- WHAT IS EXPECTED:
Using the listing below, give the number of lines where "impersonate" appears, and nothing else.

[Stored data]
----------
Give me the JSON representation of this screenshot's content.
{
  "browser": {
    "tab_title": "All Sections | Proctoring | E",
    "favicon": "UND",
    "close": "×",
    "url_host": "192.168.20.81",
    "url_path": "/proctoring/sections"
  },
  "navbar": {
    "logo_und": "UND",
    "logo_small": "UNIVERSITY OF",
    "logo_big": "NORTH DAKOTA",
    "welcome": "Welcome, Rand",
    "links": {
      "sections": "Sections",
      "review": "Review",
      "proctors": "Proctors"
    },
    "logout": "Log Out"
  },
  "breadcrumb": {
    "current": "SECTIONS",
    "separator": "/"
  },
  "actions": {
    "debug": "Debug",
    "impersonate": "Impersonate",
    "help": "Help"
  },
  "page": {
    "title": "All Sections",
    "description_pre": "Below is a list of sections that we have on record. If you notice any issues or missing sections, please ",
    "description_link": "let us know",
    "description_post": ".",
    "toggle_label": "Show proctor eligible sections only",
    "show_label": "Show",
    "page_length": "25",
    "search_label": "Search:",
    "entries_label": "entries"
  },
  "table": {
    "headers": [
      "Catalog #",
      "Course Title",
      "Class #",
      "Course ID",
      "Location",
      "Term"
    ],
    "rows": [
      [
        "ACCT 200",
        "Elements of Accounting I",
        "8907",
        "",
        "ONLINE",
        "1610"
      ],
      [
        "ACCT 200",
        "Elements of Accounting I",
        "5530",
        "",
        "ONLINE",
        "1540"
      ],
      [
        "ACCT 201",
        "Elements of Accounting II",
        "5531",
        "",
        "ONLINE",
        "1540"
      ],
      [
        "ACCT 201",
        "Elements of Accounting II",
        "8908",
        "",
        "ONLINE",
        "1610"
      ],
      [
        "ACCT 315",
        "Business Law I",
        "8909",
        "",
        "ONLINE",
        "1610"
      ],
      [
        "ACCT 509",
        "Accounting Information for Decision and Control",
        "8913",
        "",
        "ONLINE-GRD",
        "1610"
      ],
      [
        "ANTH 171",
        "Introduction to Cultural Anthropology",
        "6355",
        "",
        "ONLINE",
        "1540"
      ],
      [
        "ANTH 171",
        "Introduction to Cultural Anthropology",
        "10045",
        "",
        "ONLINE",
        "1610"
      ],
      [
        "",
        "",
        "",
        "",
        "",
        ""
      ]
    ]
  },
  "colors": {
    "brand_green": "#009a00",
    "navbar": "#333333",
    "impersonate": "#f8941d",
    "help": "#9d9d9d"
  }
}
----------
- PROBLEM SOLUTION:
2